Task details:
Below are the entries; count the lines in them that contain the word "marker" and give only the number.

Entries from a dataset:
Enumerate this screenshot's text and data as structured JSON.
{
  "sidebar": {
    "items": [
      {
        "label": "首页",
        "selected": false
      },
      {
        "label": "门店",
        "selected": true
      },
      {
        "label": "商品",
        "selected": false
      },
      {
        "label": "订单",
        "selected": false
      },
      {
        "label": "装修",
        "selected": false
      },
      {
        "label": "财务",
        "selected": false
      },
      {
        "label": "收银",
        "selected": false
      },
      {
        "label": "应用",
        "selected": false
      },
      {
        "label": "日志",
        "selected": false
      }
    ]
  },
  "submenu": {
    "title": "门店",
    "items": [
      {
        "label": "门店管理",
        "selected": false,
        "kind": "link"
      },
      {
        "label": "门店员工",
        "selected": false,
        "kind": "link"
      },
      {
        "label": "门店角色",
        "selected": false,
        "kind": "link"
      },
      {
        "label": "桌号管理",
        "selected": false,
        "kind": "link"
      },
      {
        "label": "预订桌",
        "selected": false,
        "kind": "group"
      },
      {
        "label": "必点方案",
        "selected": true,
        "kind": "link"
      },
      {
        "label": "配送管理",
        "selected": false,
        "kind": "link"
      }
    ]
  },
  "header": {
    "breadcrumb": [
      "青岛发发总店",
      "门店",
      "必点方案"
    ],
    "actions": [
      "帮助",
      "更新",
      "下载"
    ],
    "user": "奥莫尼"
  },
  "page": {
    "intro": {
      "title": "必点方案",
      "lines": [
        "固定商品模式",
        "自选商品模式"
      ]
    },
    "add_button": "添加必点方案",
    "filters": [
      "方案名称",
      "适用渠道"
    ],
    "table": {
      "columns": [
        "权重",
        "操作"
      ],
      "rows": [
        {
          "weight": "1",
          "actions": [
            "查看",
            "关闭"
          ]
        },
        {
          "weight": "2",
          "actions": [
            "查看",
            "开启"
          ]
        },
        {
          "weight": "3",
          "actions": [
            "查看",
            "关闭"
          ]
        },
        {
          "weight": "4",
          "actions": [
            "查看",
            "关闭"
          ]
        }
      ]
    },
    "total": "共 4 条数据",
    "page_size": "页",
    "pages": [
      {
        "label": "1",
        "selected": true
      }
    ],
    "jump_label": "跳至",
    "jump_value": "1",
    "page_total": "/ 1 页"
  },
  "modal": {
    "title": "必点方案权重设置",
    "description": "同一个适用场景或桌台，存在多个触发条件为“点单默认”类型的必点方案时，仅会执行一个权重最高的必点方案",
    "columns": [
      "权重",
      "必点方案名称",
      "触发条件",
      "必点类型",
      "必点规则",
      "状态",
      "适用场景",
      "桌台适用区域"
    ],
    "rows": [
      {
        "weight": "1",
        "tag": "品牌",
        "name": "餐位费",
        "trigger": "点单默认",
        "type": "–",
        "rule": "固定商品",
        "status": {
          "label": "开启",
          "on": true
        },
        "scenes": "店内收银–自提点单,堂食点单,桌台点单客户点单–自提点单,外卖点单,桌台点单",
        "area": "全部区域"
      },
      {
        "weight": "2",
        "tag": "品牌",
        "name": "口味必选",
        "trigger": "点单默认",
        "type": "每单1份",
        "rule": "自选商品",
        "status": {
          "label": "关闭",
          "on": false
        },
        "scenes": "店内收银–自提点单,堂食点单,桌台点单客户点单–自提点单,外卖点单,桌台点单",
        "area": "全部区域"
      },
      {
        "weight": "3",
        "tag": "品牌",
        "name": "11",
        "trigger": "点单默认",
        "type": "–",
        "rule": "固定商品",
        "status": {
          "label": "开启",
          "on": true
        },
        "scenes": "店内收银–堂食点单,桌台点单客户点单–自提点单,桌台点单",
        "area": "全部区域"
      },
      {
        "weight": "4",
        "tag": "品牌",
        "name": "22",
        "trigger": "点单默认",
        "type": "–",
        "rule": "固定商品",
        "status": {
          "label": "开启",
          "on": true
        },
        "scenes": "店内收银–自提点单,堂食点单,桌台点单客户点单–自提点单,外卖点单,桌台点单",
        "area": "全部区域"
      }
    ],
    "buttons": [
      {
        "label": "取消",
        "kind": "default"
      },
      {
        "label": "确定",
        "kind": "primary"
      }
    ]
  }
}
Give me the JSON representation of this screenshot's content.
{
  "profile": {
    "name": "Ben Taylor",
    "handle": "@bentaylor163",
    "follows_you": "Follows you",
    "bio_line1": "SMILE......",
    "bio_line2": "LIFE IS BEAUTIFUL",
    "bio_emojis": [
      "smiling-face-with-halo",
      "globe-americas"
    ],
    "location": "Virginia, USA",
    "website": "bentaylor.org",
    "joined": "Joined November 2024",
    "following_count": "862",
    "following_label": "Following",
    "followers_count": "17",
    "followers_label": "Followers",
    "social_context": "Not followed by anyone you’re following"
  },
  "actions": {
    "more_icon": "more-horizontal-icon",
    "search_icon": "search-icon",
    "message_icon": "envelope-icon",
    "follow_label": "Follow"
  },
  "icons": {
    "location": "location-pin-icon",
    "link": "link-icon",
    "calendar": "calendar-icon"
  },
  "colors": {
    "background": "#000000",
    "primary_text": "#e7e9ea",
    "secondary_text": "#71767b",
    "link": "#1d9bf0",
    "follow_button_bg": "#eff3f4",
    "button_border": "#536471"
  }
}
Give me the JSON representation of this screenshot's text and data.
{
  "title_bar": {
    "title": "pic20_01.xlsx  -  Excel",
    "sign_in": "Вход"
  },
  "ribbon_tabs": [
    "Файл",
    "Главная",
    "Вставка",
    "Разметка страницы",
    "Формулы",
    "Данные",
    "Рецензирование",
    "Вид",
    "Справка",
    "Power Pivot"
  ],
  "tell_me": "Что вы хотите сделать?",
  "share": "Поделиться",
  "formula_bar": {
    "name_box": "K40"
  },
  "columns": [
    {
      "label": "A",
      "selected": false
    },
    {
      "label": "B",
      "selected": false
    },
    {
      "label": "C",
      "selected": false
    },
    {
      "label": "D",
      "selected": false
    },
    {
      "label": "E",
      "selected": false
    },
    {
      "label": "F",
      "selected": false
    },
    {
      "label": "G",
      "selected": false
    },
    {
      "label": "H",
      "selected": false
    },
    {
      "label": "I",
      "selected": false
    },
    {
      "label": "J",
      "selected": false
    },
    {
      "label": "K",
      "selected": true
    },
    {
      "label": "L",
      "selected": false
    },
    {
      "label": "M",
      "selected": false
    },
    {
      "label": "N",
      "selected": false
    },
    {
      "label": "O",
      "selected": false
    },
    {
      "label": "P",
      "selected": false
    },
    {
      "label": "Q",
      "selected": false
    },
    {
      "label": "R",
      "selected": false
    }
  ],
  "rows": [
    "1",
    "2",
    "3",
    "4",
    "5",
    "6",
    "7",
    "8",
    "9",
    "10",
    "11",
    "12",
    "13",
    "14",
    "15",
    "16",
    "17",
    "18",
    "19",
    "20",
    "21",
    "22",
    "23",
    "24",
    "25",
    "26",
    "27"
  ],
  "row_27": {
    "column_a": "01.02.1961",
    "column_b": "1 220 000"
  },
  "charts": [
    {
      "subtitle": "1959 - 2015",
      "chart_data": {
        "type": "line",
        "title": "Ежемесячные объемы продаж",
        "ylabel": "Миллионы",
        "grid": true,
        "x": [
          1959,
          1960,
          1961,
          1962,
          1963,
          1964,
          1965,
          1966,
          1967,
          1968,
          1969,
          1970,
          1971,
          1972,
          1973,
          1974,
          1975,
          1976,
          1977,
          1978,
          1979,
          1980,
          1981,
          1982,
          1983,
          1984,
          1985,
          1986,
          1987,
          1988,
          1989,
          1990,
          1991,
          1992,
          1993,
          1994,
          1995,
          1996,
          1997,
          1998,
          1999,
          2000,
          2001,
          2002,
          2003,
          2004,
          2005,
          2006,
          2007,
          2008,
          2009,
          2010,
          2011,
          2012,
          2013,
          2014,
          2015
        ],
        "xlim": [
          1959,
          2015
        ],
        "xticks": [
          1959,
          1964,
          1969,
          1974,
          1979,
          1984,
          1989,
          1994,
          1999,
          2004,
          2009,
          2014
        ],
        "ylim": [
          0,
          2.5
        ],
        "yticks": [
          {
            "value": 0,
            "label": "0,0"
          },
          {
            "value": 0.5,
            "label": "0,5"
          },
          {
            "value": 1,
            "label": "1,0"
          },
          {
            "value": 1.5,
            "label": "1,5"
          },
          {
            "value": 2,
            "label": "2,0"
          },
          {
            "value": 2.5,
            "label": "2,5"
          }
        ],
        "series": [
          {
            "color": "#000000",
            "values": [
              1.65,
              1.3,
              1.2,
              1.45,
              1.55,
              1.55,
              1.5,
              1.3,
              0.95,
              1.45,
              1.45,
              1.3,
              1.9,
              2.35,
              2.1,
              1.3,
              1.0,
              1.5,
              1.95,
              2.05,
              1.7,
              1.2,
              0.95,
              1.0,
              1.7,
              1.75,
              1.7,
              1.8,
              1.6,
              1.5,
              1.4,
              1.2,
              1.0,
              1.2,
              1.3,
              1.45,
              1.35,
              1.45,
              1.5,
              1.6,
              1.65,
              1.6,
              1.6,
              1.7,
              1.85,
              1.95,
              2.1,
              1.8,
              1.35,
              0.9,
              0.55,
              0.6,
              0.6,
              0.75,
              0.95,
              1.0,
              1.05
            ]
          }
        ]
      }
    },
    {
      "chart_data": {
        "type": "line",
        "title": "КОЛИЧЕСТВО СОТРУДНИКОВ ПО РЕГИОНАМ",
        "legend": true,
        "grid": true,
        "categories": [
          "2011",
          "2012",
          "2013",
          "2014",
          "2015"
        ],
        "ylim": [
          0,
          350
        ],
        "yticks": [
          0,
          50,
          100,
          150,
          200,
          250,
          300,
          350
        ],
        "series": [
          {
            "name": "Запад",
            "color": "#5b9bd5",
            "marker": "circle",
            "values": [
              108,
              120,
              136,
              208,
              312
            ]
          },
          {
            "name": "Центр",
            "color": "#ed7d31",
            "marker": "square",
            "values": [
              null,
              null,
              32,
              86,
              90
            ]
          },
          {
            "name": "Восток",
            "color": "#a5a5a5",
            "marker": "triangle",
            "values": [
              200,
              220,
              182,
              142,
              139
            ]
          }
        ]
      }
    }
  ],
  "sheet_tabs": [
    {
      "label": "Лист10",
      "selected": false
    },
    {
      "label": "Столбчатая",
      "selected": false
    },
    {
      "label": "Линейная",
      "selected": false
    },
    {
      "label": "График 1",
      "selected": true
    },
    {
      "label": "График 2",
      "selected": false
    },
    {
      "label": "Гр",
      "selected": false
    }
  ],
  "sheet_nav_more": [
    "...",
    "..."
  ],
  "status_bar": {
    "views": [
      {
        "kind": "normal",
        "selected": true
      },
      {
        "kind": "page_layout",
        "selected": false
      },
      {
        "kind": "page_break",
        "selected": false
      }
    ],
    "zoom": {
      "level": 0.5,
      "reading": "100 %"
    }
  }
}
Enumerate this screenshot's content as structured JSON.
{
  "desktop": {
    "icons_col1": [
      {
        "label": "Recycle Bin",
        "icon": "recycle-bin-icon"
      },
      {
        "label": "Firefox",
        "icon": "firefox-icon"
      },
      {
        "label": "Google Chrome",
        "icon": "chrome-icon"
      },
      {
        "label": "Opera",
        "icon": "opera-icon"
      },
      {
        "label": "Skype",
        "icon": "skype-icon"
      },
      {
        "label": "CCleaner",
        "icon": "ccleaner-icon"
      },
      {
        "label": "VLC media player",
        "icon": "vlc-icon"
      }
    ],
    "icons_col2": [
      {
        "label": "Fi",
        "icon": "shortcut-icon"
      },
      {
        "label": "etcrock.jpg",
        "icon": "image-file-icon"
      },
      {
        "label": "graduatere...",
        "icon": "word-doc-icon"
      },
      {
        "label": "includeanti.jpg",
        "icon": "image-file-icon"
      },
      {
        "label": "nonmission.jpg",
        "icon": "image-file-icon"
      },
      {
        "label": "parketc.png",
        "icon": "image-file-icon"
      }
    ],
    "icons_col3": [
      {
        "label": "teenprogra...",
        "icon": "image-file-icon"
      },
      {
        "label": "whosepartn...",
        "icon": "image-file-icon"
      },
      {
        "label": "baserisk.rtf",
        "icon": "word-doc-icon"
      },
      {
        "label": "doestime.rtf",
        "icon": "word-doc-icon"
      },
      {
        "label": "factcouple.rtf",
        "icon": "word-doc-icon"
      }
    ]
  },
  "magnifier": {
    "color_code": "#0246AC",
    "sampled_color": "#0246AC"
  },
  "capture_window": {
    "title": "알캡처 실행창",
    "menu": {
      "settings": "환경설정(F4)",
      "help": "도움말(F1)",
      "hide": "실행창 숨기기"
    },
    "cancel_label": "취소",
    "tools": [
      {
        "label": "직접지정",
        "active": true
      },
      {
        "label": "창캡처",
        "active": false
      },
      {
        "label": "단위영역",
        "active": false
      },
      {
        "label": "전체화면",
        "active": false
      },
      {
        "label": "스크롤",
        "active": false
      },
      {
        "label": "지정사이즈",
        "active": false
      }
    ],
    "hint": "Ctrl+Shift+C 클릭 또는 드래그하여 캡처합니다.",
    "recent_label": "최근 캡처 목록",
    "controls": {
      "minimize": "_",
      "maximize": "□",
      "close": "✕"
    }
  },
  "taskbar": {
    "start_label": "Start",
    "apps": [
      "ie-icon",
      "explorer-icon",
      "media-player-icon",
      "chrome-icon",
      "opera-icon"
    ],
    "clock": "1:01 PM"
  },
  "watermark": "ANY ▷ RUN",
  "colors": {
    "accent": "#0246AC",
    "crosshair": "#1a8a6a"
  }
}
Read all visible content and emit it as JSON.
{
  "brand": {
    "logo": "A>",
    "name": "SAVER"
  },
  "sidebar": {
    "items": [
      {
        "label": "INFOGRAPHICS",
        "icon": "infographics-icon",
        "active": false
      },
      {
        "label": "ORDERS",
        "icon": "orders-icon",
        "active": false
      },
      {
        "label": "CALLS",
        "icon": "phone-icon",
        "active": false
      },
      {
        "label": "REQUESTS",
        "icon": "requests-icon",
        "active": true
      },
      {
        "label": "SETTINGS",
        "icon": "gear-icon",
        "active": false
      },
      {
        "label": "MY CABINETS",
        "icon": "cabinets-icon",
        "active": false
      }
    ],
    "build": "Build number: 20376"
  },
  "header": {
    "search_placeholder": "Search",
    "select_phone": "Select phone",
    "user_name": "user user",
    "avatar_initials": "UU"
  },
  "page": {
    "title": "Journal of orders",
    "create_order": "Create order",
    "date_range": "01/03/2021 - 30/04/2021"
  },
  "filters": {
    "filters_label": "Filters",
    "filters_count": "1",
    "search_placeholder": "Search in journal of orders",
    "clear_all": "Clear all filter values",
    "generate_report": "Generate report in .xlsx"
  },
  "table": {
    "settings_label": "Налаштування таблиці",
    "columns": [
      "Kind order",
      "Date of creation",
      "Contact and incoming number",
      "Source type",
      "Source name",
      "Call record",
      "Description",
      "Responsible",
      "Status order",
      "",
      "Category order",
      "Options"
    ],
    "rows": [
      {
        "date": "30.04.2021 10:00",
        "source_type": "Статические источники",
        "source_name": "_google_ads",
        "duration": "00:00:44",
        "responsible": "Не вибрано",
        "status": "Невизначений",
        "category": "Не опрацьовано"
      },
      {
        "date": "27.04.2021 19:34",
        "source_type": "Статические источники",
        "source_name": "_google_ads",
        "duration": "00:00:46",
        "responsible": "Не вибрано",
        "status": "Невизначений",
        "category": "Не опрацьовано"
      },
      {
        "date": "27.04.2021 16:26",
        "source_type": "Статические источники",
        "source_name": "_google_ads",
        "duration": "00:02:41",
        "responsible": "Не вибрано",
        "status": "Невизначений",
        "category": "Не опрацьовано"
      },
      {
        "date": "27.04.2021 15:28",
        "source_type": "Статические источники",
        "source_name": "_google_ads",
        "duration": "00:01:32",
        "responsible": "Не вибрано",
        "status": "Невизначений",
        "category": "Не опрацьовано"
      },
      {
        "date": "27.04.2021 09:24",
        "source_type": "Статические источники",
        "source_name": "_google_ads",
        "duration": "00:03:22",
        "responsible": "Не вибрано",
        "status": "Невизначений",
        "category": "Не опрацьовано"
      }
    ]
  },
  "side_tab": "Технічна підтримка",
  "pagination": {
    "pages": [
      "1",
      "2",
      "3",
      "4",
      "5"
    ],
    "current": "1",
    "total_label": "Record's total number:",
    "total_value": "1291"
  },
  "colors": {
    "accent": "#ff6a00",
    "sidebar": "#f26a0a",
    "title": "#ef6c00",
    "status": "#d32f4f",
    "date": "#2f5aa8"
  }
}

Response below:
3